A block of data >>
******************************

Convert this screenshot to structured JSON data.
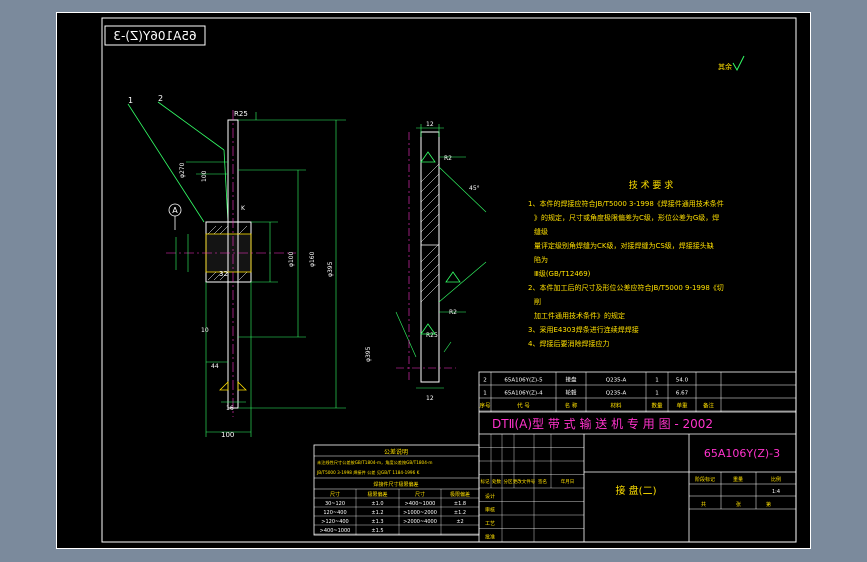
{
  "colors": {
    "background": "#000000",
    "frame": "#ffffff",
    "magenta": "#ff33cc",
    "cyan": "#33e0ff",
    "yellow": "#ffe000",
    "green": "#33ff66",
    "hatch": "#ffffff"
  },
  "drawing": {
    "mirrored_code": "65A106Y(Z)-3",
    "roughness_note": "其余",
    "part_labels": [
      "1",
      "2"
    ],
    "datum_label": "A",
    "dimensions": {
      "top_radius": "R25",
      "r12": "12",
      "phi270": "φ270",
      "d100": "100",
      "phi100": "φ100",
      "phi160": "φ160",
      "phi395": "φ395",
      "d32": "32",
      "d10": "10",
      "d44": "44",
      "d16": "16",
      "bottom_100": "100",
      "right_12_top": "12",
      "right_12_bottom": "12",
      "r2_top": "R2",
      "r2_bottom": "R2",
      "r25": "R25",
      "phi_right": "φ395",
      "angle_45": "45°",
      "k_mark": "K"
    }
  },
  "tech_requirements": {
    "title": "技 术 要 求",
    "lines": [
      "1、本件的焊接应符合JB/T5000 3-1998《焊接件通用技术条件",
      "》的规定，尺寸或角度极限偏差为C级，形位公差为G级，焊",
      "缝级",
      "量评定级别角焊缝为CK级，对接焊缝为CS级，焊接接头缺",
      "陷为",
      "Ⅲ级(GB/T12469)",
      "2、本件加工后的尺寸及形位公差应符合JB/T5000 9-1998《切",
      "削",
      "加工件通用技术条件》的规定",
      "3、采用E4303焊条进行连续焊焊接",
      "4、焊接后要消除焊接应力"
    ]
  },
  "tolerance_table": {
    "title": "公差说明",
    "notes": [
      "未注线性尺寸公差按GB/T1804-m，角度公差按GB/T1804-m",
      "JB/T5000 3-1998 焊接件 公差 见GB/T 1184-1996 K"
    ],
    "subtitle": "焊接件尺寸极限偏差",
    "headers": [
      "尺寸",
      "极限偏差",
      "尺寸",
      "极限偏差"
    ],
    "rows": [
      [
        "30~120",
        "±1.0",
        ">400~1000",
        "±1.8"
      ],
      [
        "120~400",
        "±1.2",
        ">1000~2000",
        "±1.2"
      ],
      [
        ">120~400",
        "±1.3",
        ">2000~4000",
        "±2"
      ],
      [
        ">400~1000",
        "±1.5",
        "",
        ""
      ]
    ]
  },
  "title_block": {
    "project_title": "DTⅡ(A)型  带 式 输 送 机 专 用 图 - 2002",
    "drawing_code": "65A106Y(Z)-3",
    "part_name": "接 盘(二)",
    "scale_label": "比例",
    "scale_value": "1:4",
    "sheet_label": "第",
    "sheet_total_label": "共",
    "sheet_page_label": "张",
    "material_label": "材料",
    "weight_label": "重量",
    "parts_rows": [
      [
        "2",
        "65A106Y(Z)-5",
        "接盘",
        "Q235-A",
        "1",
        "54.0",
        ""
      ],
      [
        "1",
        "65A106Y(Z)-4",
        "轮毂",
        "Q235-A",
        "1",
        "6.67",
        ""
      ],
      [
        "序号",
        "代 号",
        "名 称",
        "材料",
        "数量",
        "单重",
        "备注"
      ]
    ],
    "sign_labels": [
      "标记",
      "处数",
      "分区",
      "更改文件号",
      "签名",
      "年月日"
    ],
    "design_labels": [
      "设计",
      "审核",
      "工艺",
      "批准"
    ],
    "stage_labels": [
      "阶段标记",
      "重量",
      "比例"
    ]
  }
}
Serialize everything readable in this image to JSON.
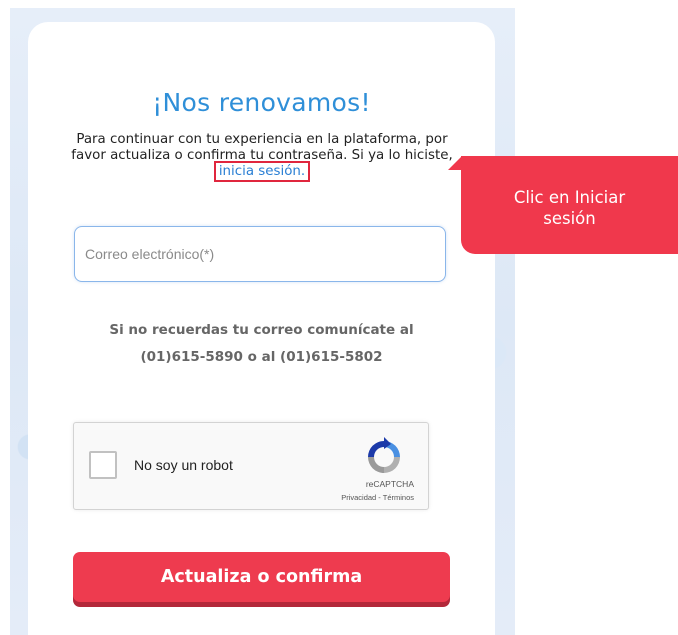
{
  "heading": "¡Nos renovamos!",
  "intro": {
    "text": "Para continuar con tu experiencia en la plataforma, por favor actualiza o confirma tu contraseña. Si ya lo hiciste,",
    "link_label": "inicia sesión."
  },
  "email": {
    "placeholder": "Correo electrónico(*)",
    "value": ""
  },
  "help": {
    "line1": "Si no recuerdas tu correo comunícate al",
    "line2": "(01)615-5890 o al (01)615-5802"
  },
  "recaptcha": {
    "label": "No soy un robot",
    "brand": "reCAPTCHA",
    "terms": "Privacidad - Términos",
    "checked": false
  },
  "submit_label": "Actualiza o confirma",
  "callout": {
    "line1": "Clic en Iniciar",
    "line2": "sesión"
  },
  "colors": {
    "accent_blue": "#2f8fd8",
    "primary_red": "#ee3b4f",
    "callout_red": "#f0384c"
  }
}
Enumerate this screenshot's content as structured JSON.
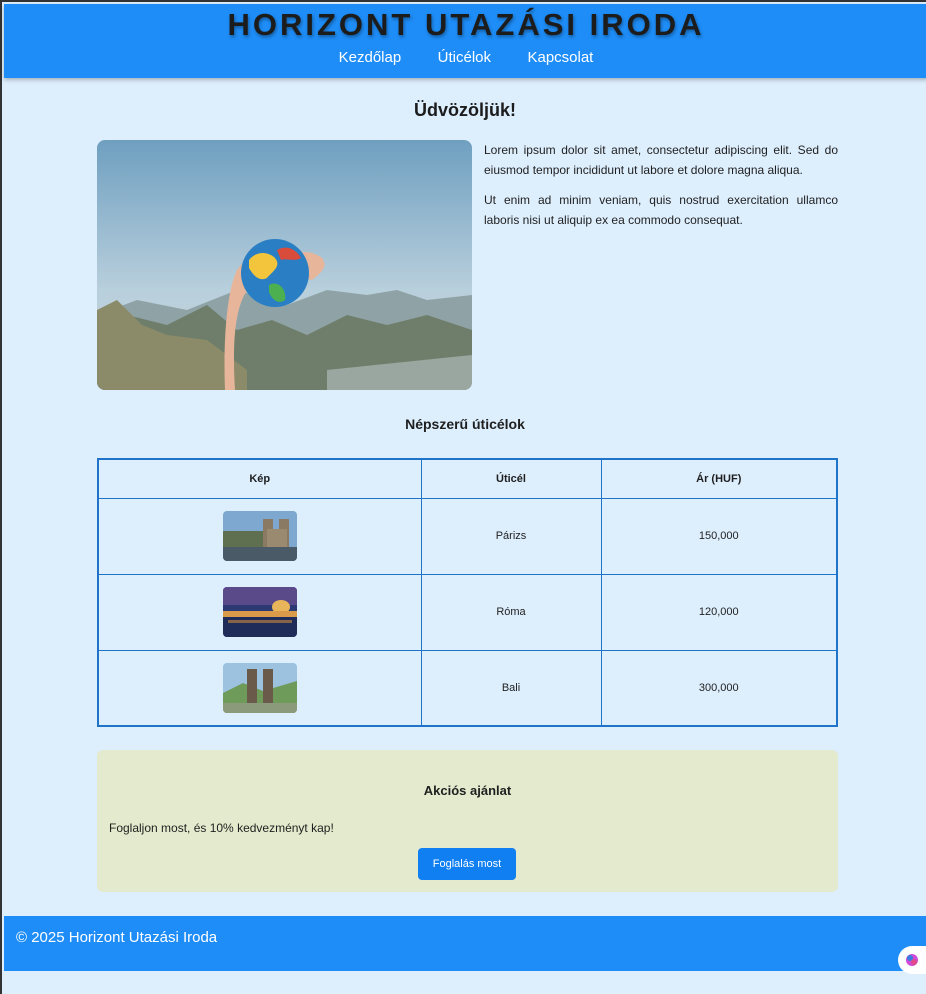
{
  "header": {
    "title": "HORIZONT UTAZÁSI IRODA",
    "nav": [
      "Kezdőlap",
      "Úticélok",
      "Kapcsolat"
    ]
  },
  "welcome": {
    "heading": "Üdvözöljük!",
    "paragraphs": [
      "Lorem ipsum dolor sit amet, consectetur adipiscing elit. Sed do eiusmod tempor incididunt ut labore et dolore magna aliqua.",
      "Ut enim ad minim veniam, quis nostrud exercitation ullamco laboris nisi ut aliquip ex ea commodo consequat."
    ]
  },
  "popular": {
    "title": "Népszerű úticélok",
    "columns": [
      "Kép",
      "Úticél",
      "Ár (HUF)"
    ],
    "rows": [
      {
        "destination": "Párizs",
        "price": "150,000"
      },
      {
        "destination": "Róma",
        "price": "120,000"
      },
      {
        "destination": "Bali",
        "price": "300,000"
      }
    ]
  },
  "offer": {
    "title": "Akciós ajánlat",
    "text": "Foglaljon most, és 10% kedvezményt kap!",
    "button": "Foglalás most"
  },
  "footer": {
    "text": "© 2025 Horizont Utazási Iroda"
  },
  "colors": {
    "header_bg": "#1e8df7",
    "page_bg": "#ddeefd",
    "offer_bg": "#e4eacd",
    "button_bg": "#0f7ff2",
    "table_border": "#1f74c9"
  }
}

******************************

Challenge >> Take each line containing the string "destination" and copy it out.

The answer >>
        "destination": "Párizs",
        "destination": "Róma",
        "destination": "Bali",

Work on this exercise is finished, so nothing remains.